* [To be done]
Copy each line below in which the string "background" occurs.

[Dataset items]
-*-
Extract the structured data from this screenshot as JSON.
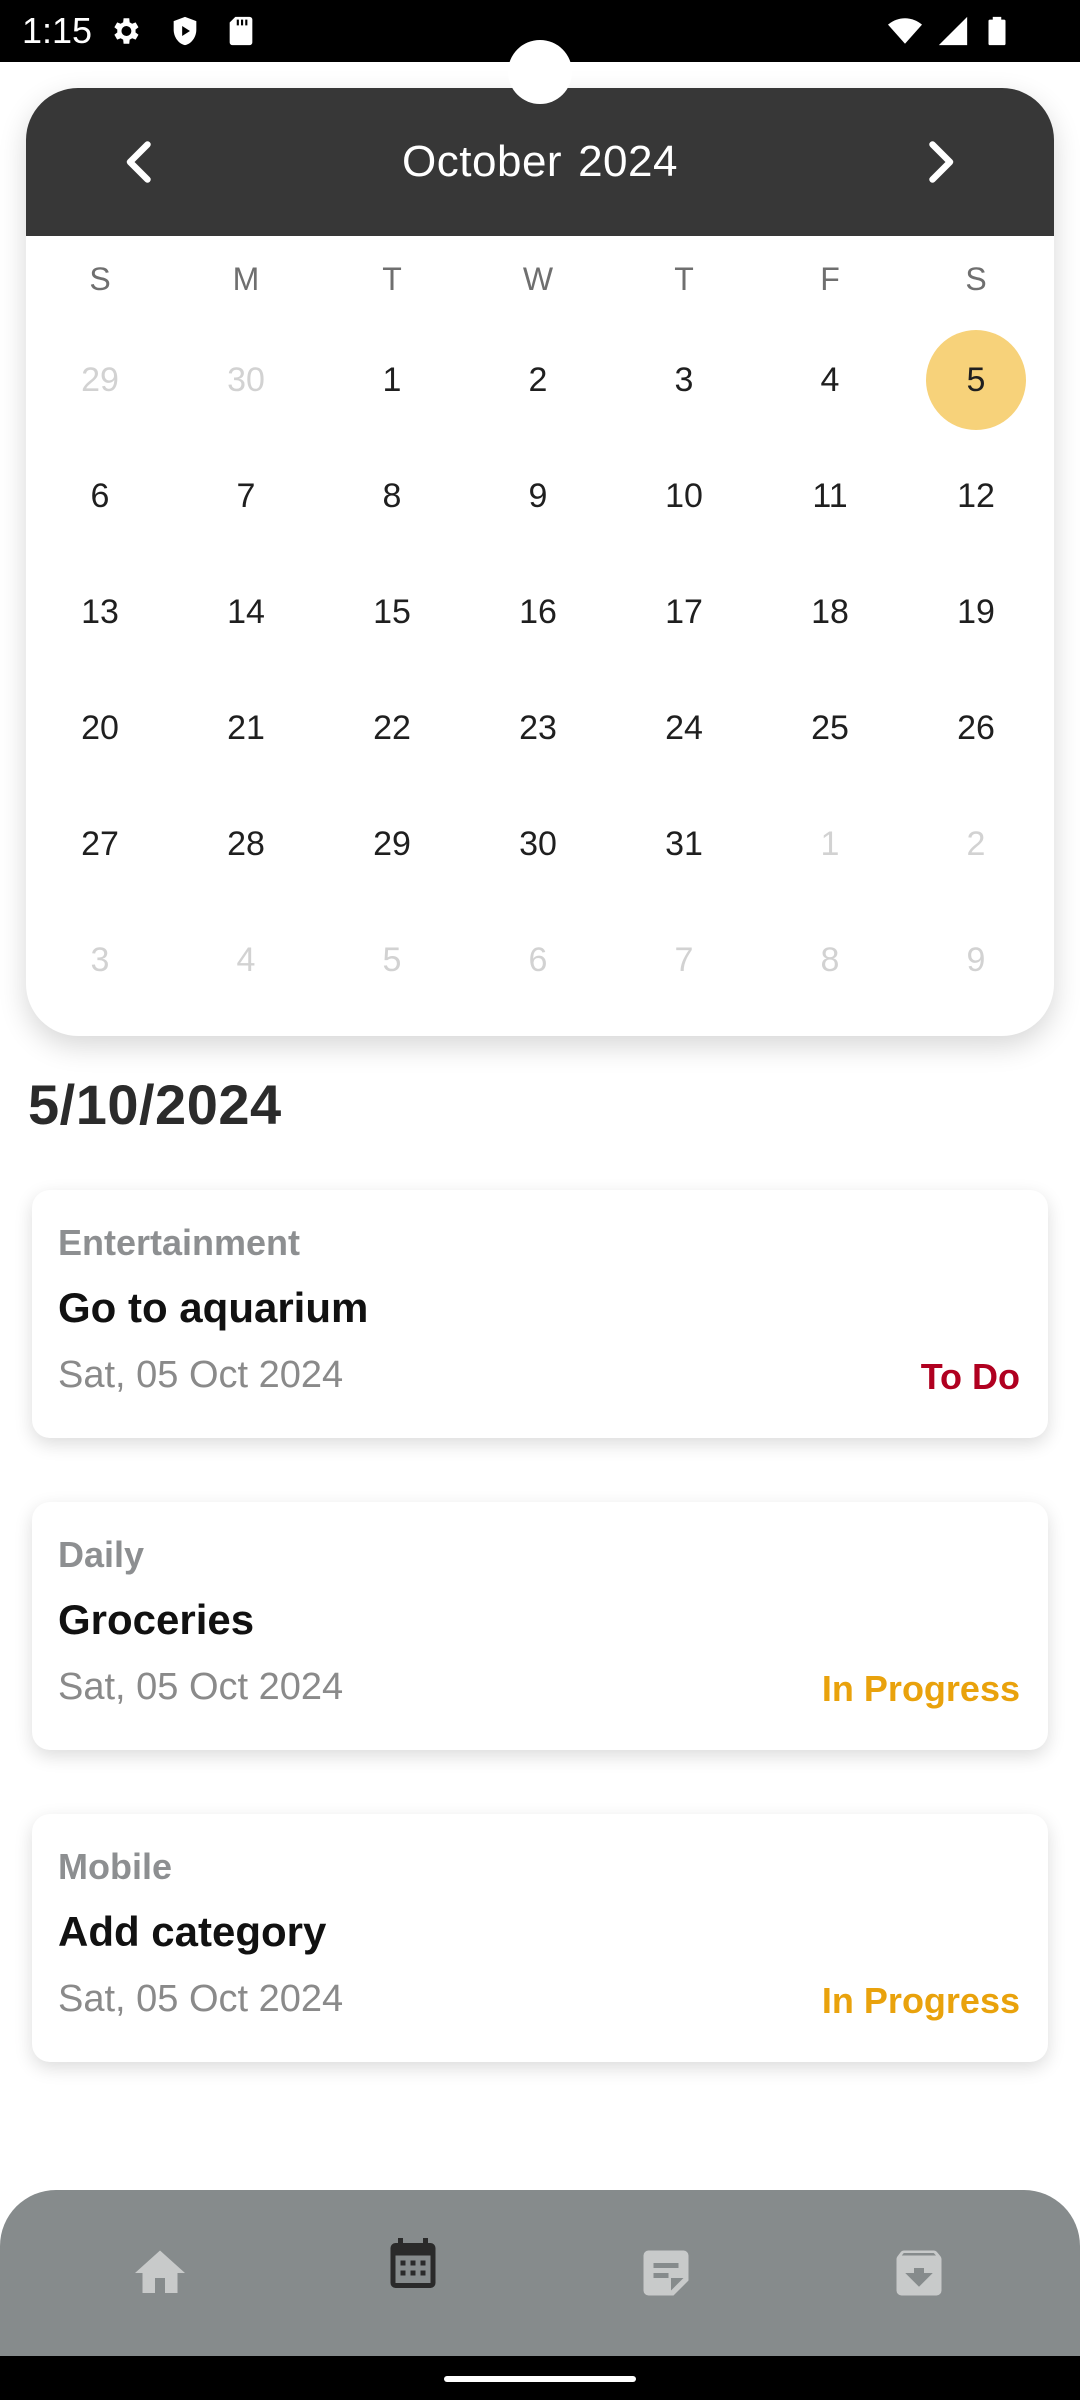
{
  "status_bar": {
    "time": "1:15"
  },
  "calendar": {
    "month": "October",
    "year": "2024",
    "weekdays": [
      "S",
      "M",
      "T",
      "W",
      "T",
      "F",
      "S"
    ],
    "weeks": [
      [
        "29",
        "30",
        "1",
        "2",
        "3",
        "4",
        "5"
      ],
      [
        "6",
        "7",
        "8",
        "9",
        "10",
        "11",
        "12"
      ],
      [
        "13",
        "14",
        "15",
        "16",
        "17",
        "18",
        "19"
      ],
      [
        "20",
        "21",
        "22",
        "23",
        "24",
        "25",
        "26"
      ],
      [
        "27",
        "28",
        "29",
        "30",
        "31",
        "1",
        "2"
      ],
      [
        "3",
        "4",
        "5",
        "6",
        "7",
        "8",
        "9"
      ]
    ],
    "muted": [
      [
        0,
        0
      ],
      [
        0,
        1
      ],
      [
        4,
        5
      ],
      [
        4,
        6
      ],
      [
        5,
        0
      ],
      [
        5,
        1
      ],
      [
        5,
        2
      ],
      [
        5,
        3
      ],
      [
        5,
        4
      ],
      [
        5,
        5
      ],
      [
        5,
        6
      ]
    ],
    "selected": [
      0,
      6
    ],
    "selected_color": "#f7d27a",
    "header_color": "#373737"
  },
  "selected_date": "5/10/2024",
  "tasks": [
    {
      "category": "Entertainment",
      "title": "Go to aquarium",
      "date": "Sat, 05 Oct 2024",
      "status": "To Do",
      "status_color": "#b00020"
    },
    {
      "category": "Daily",
      "title": "Groceries",
      "date": "Sat, 05 Oct 2024",
      "status": "In Progress",
      "status_color": "#e9a20c"
    },
    {
      "category": "Mobile",
      "title": "Add category",
      "date": "Sat, 05 Oct 2024",
      "status": "In Progress",
      "status_color": "#e9a20c"
    }
  ],
  "bottom_nav": {
    "items": [
      {
        "icon": "home-icon",
        "active": false
      },
      {
        "icon": "calendar-icon",
        "active": true
      },
      {
        "icon": "notes-icon",
        "active": false
      },
      {
        "icon": "archive-icon",
        "active": false
      }
    ],
    "background": "#868b8c"
  }
}
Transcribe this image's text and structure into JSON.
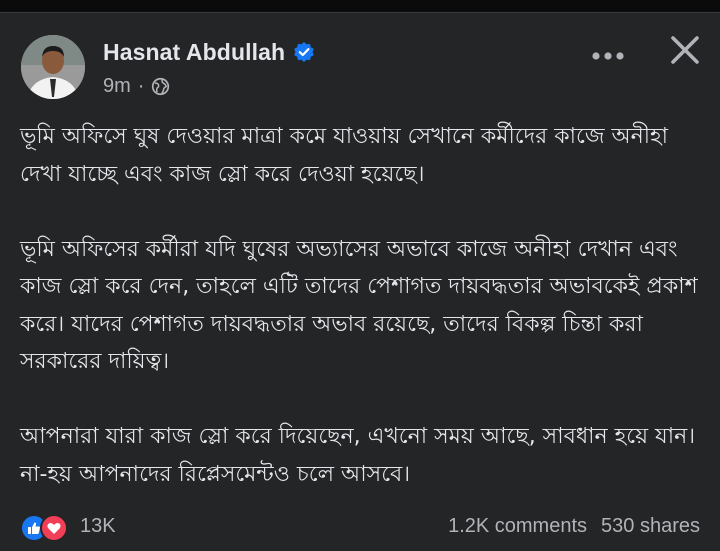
{
  "post": {
    "author": "Hasnat Abdullah",
    "verified_icon": "verified-badge-icon",
    "time": "9m",
    "separator": "·",
    "audience_icon": "globe-icon",
    "paragraphs": [
      "ভূমি অফিসে ঘুষ দেওয়ার মাত্রা কমে যাওয়ায় সেখানে কর্মীদের কাজে অনীহা দেখা যাচ্ছে এবং কাজ স্লো করে দেওয়া হয়েছে।",
      "ভূমি অফিসের কর্মীরা যদি ঘুষের অভ্যাসের অভাবে কাজে অনীহা দেখান এবং কাজ স্লো করে দেন, তাহলে এটি তাদের পেশাগত দায়বদ্ধতার অভাবকেই প্রকাশ করে। যাদের পেশাগত দায়বদ্ধতার অভাব রয়েছে, তাদের বিকল্প চিন্তা করা সরকারের দায়িত্ব।",
      "আপনারা যারা কাজ স্লো করে দিয়েছেন, এখনো সময় আছে, সাবধান হয়ে যান। না-হয় আপনাদের রিপ্লেসমেন্টও চলে আসবে।"
    ]
  },
  "header_actions": {
    "more_icon": "more-horizontal-icon",
    "close_icon": "close-icon"
  },
  "stats": {
    "reaction_icons": [
      "like-icon",
      "love-icon"
    ],
    "reactions": "13K",
    "comments": "1.2K comments",
    "shares": "530 shares"
  },
  "colors": {
    "background": "#0b0b0b",
    "card": "#242526",
    "primary_text": "#e4e6eb",
    "secondary_text": "#b0b3b8",
    "like_blue": "#1877f2",
    "love_red": "#f33e58",
    "verified_blue": "#1877f2"
  }
}
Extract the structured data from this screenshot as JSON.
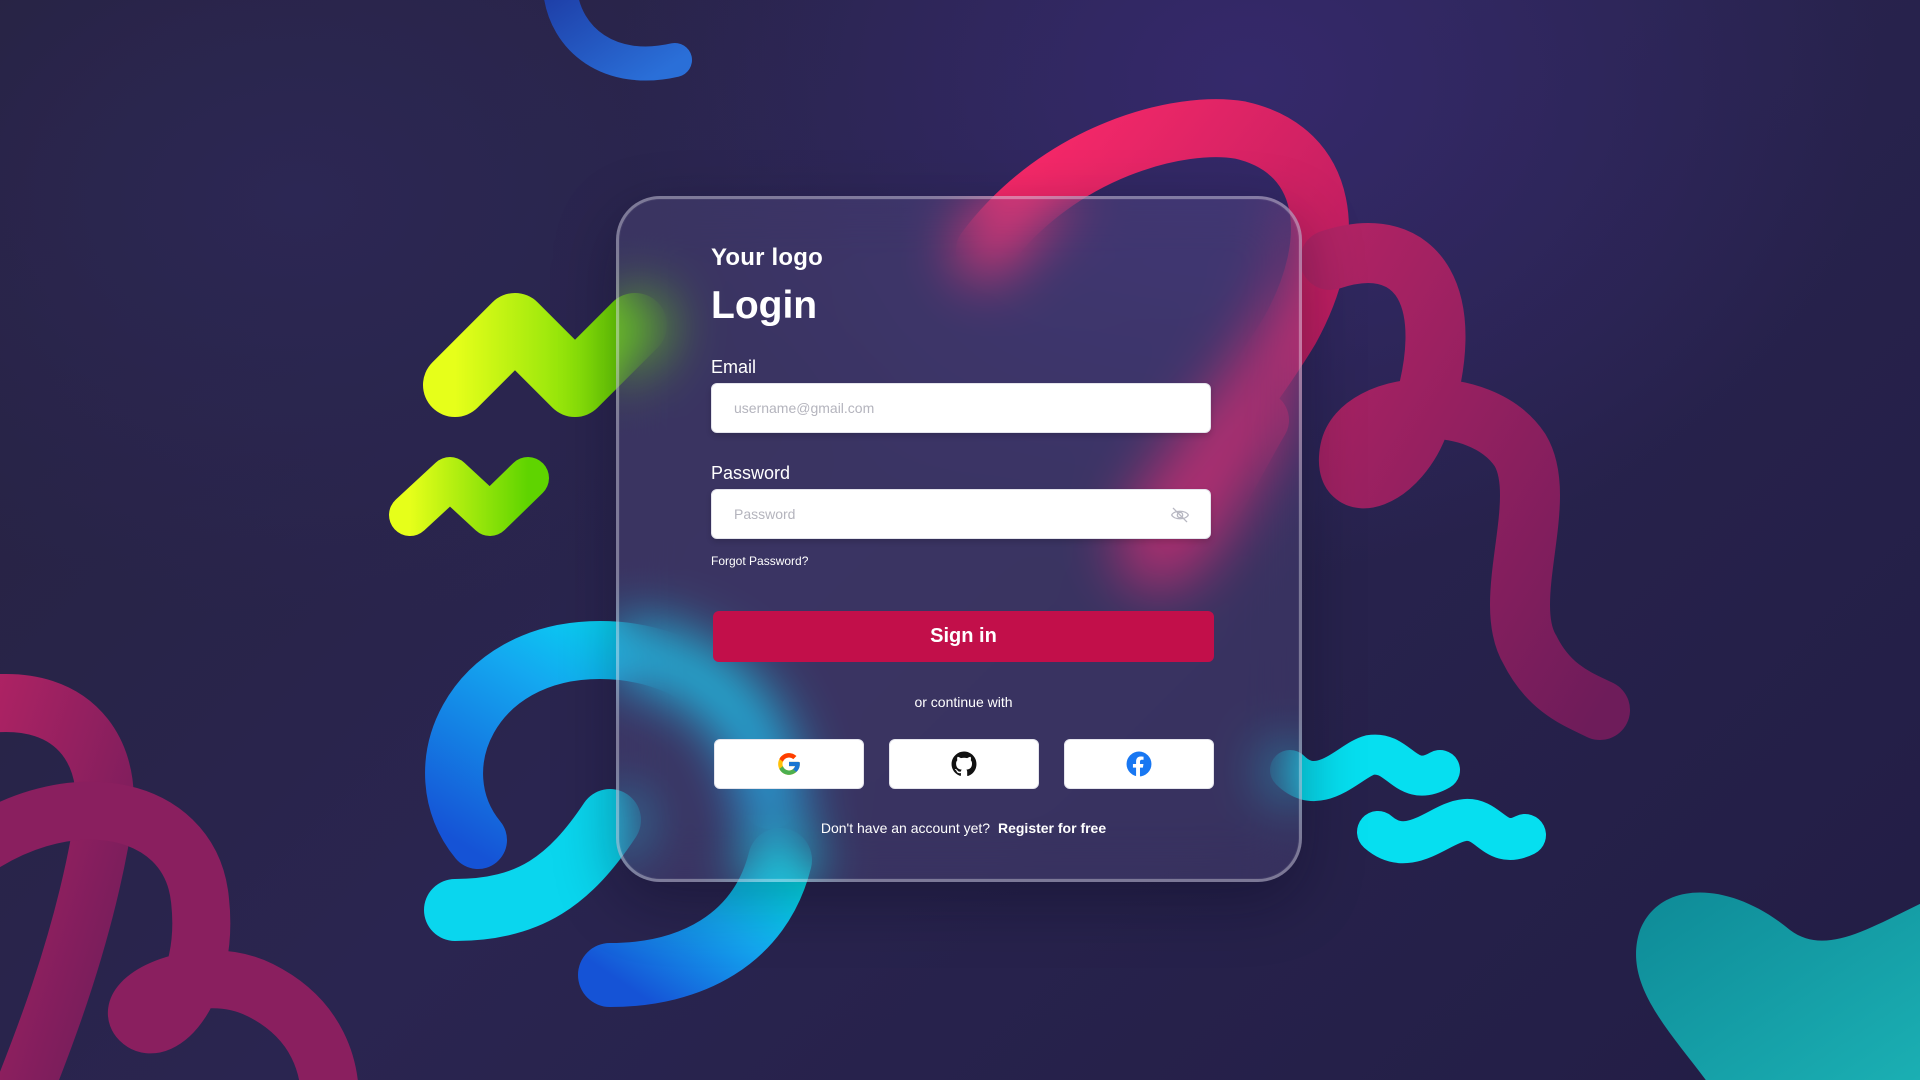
-*-
* [The completed task]
    "background": "#868b8c"
    "background": "#0b0b0b",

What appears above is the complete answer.